─── 数据摘录
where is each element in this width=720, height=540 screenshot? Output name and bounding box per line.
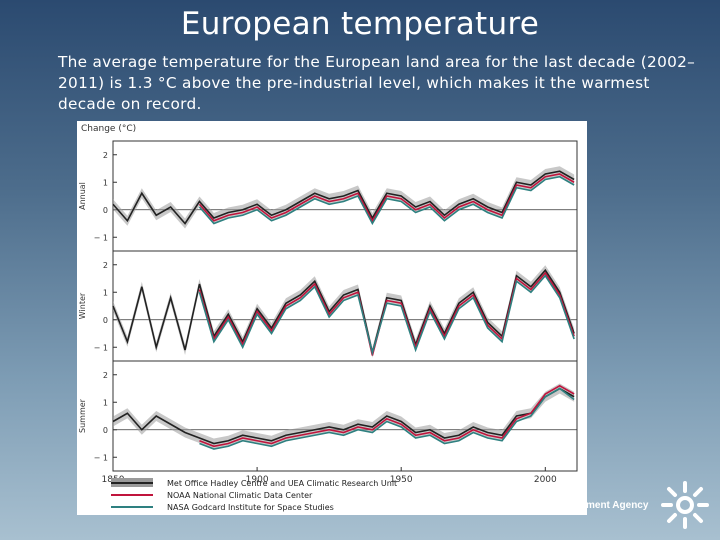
legend-label-1: NOAA National Climatic Data Center	[167, 491, 313, 500]
series-line-hadley-summer	[112, 387, 575, 445]
panel-frame-summer	[112, 360, 578, 472]
series-line-noaa-annual	[198, 173, 575, 223]
temperature-chart: Change (°C) − 1 0 1 2 Annual − 1 0 1 2 Winter − 1 0 1…	[78, 124, 578, 512]
series-line-noaa-summer	[199, 384, 575, 448]
y-tick-label: 1	[103, 398, 108, 407]
y-tick-label: 2	[103, 371, 108, 380]
y-tick-label: 2	[103, 151, 108, 160]
series-line-nasa-summer	[199, 387, 575, 450]
slide-body-text: The average temperature for the European…	[58, 53, 696, 113]
agency-name-text: ment Agency	[586, 500, 649, 511]
uncertainty-band-summer	[113, 383, 575, 449]
panel-label-annual: Annual	[78, 182, 87, 210]
series-line-hadley-annual	[112, 170, 575, 225]
x-tick-label: 1950	[390, 475, 413, 485]
y-tick-label: − 1	[94, 343, 108, 352]
panel-label-winter: Winter	[78, 292, 87, 319]
x-tick-label: 2000	[534, 475, 557, 485]
y-tick-label: 1	[103, 178, 108, 187]
y-tick-label: 0	[103, 206, 108, 215]
series-line-noaa-winter	[198, 271, 575, 356]
legend-label-2: NASA Godcard Institute for Space Studies	[167, 503, 334, 512]
x-tick-label: 1900	[246, 475, 269, 485]
y-tick-label: − 1	[94, 453, 108, 462]
series-line-hadley-winter	[112, 268, 575, 353]
panel-label-summer: Summer	[78, 398, 87, 433]
y-tick-label: 2	[103, 261, 108, 270]
y-tick-label: − 1	[94, 233, 108, 242]
y-axis-title: Change (°C)	[81, 124, 136, 134]
series-line-nasa-winter	[198, 274, 575, 356]
series-line-nasa-annual	[198, 175, 575, 226]
uncertainty-band-winter	[113, 265, 575, 358]
legend-label-0: Met Office Hadley Centre and UEA Climati…	[167, 479, 397, 488]
y-tick-label: 0	[103, 426, 108, 435]
sun-leaf-logo-icon	[661, 481, 709, 529]
slide-title: European temperature	[180, 6, 540, 42]
temperature-chart-figure: Change (°C) − 1 0 1 2 Annual − 1 0 1 2 Winter − 1 0 1…	[77, 121, 587, 515]
y-tick-label: 1	[103, 288, 108, 297]
y-tick-label: 0	[103, 316, 108, 325]
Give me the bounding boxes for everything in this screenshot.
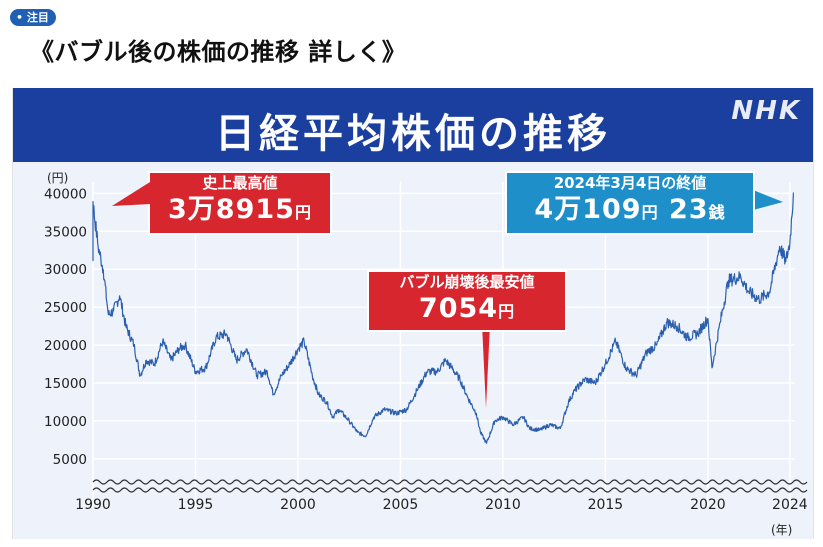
y-tick-label: 35000 <box>44 224 87 240</box>
y-tick-label: 5000 <box>53 452 87 468</box>
x-tick-label: 1995 <box>178 497 214 513</box>
x-tick-label: 1990 <box>75 497 111 513</box>
callout-latest-close: 2024年3月4日の終値 4万109円 23銭 <box>507 173 753 233</box>
y-tick-label: 25000 <box>44 300 87 316</box>
page-title: 《バブル後の株価の推移 詳しく》 <box>30 38 407 66</box>
callout-latest-label: 2024年3月4日の終値 <box>553 174 707 192</box>
y-tick-label: 30000 <box>44 262 87 278</box>
axis-break-line <box>92 487 808 493</box>
y-tick-label: 40000 <box>44 186 87 202</box>
y-tick-label: 10000 <box>44 414 87 430</box>
axis-break-line <box>92 479 808 485</box>
callout-high-value: 3万8915円 <box>168 194 312 225</box>
x-tick-label: 2010 <box>485 497 521 513</box>
callout-all-time-high: 史上最高値 3万8915円 <box>150 173 330 233</box>
x-tick-label: 2015 <box>588 497 624 513</box>
callout-low-label: バブル崩壊後最安値 <box>399 273 535 291</box>
x-tick-label: 2005 <box>383 497 419 513</box>
nhk-logo: NHK <box>731 96 801 126</box>
y-tick-label: 20000 <box>44 338 87 354</box>
chart-banner: 日経平均株価の推移 NHK <box>13 88 813 162</box>
callout-latest-value: 4万109円 23銭 <box>534 194 726 225</box>
y-axis-unit: (円) <box>47 171 68 185</box>
chart-card: 日経平均株価の推移 NHK 40000 35000 30000 25000 20000 1… <box>12 88 814 539</box>
x-tick-label: 2000 <box>280 497 316 513</box>
callout-low-value: 7054円 <box>418 293 516 324</box>
nikkei-series-line <box>92 192 794 444</box>
plot-area: 40000 35000 30000 25000 20000 15000 10000 5000 … <box>13 162 813 539</box>
x-tick-label: 2024 <box>772 497 808 513</box>
callout-post-bubble-low: バブル崩壊後最安値 7054円 <box>369 272 565 330</box>
x-tick-label: 2020 <box>690 497 726 513</box>
y-tick-label: 15000 <box>44 376 87 392</box>
attention-badge: • 注目 <box>10 9 56 26</box>
nikkei-line-chart: 400003500030000250002000015000100005000 … <box>44 171 808 537</box>
chart-title: 日経平均株価の推移 <box>215 111 611 157</box>
callout-high-label: 史上最高値 <box>202 174 278 192</box>
x-axis-unit: (年) <box>771 523 792 537</box>
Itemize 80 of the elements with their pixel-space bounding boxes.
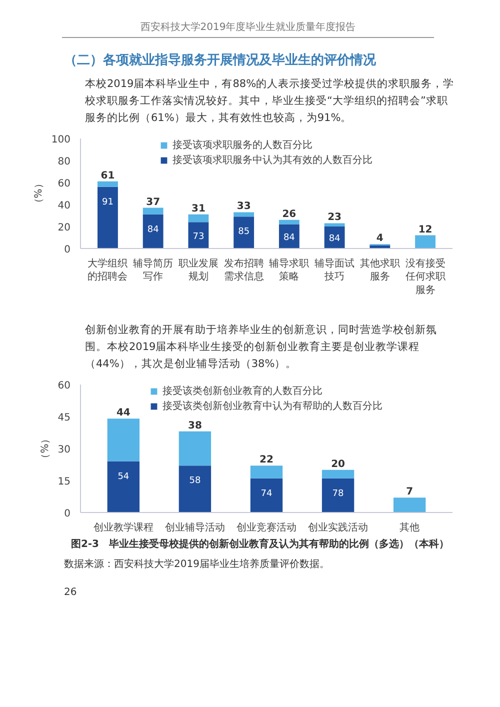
──────
◆ 练习说明
请逐字引用从含有“y-tick-label: 35000 <box>44 224 87 240</box>”的那一行起直到数据末尾的所有行，首尾两行都包括在内；答案中不要放入图片。

◆ 书面回答
y-tick-label: 35000 <box>44 224 87 240</box>
y-tick-label: 5000 <box>53 452 87 468</box>
x-tick-label: 1995 <box>178 497 214 513</box>
x-tick-label: 1990 <box>75 497 111 513</box>
callout-latest-close: 2024年3月4日の終値 4万109円 23銭 <box>507 173 753 233</box>
y-tick-label: 25000 <box>44 300 87 316</box>
page-title: 《バブル後の株価の推移 詳しく》 <box>30 38 407 66</box>
callout-latest-label: 2024年3月4日の終値 <box>553 174 707 192</box>
y-tick-label: 30000 <box>44 262 87 278</box>
axis-break-line <box>92 487 808 493</box>
y-tick-label: 40000 <box>44 186 87 202</box>
y-tick-label: 10000 <box>44 414 87 430</box>
axis-break-line <box>92 479 808 485</box>
callout-high-value: 3万8915円 <box>168 194 312 225</box>
x-tick-label: 2010 <box>485 497 521 513</box>
callout-all-time-high: 史上最高値 3万8915円 <box>150 173 330 233</box>
x-tick-label: 2015 <box>588 497 624 513</box>
callout-low-label: バブル崩壊後最安値 <box>399 273 535 291</box>
x-tick-label: 2005 <box>383 497 419 513</box>
nhk-logo: NHK <box>731 96 801 126</box>
y-tick-label: 20000 <box>44 338 87 354</box>
chart-banner: 日経平均株価の推移 NHK <box>13 88 813 162</box>
callout-latest-value: 4万109円 23銭 <box>534 194 726 225</box>
y-axis-unit: (円) <box>47 171 68 185</box>
chart-card: 日経平均株価の推移 NHK 40000 35000 30000 25000 20000 1… <box>12 88 814 539</box>
x-tick-label: 2000 <box>280 497 316 513</box>
callout-low-value: 7054円 <box>418 293 516 324</box>
nikkei-series-line <box>92 192 794 444</box>
plot-area: 40000 35000 30000 25000 20000 15000 10000 5000 … <box>13 162 813 539</box>
x-tick-label: 2024 <box>772 497 808 513</box>
callout-post-bubble-low: バブル崩壊後最安値 7054円 <box>369 272 565 330</box>
x-tick-label: 2020 <box>690 497 726 513</box>
y-tick-label: 15000 <box>44 376 87 392</box>
attention-badge: • 注目 <box>10 9 56 26</box>
nikkei-line-chart: 400003500030000250002000015000100005000 … <box>44 171 808 537</box>
chart-title: 日経平均株価の推移 <box>215 111 611 157</box>
callout-high-label: 史上最高値 <box>202 174 278 192</box>
x-axis-unit: (年) <box>771 523 792 537</box>
Itemize 80 of the elements with their pixel-space bounding boxes.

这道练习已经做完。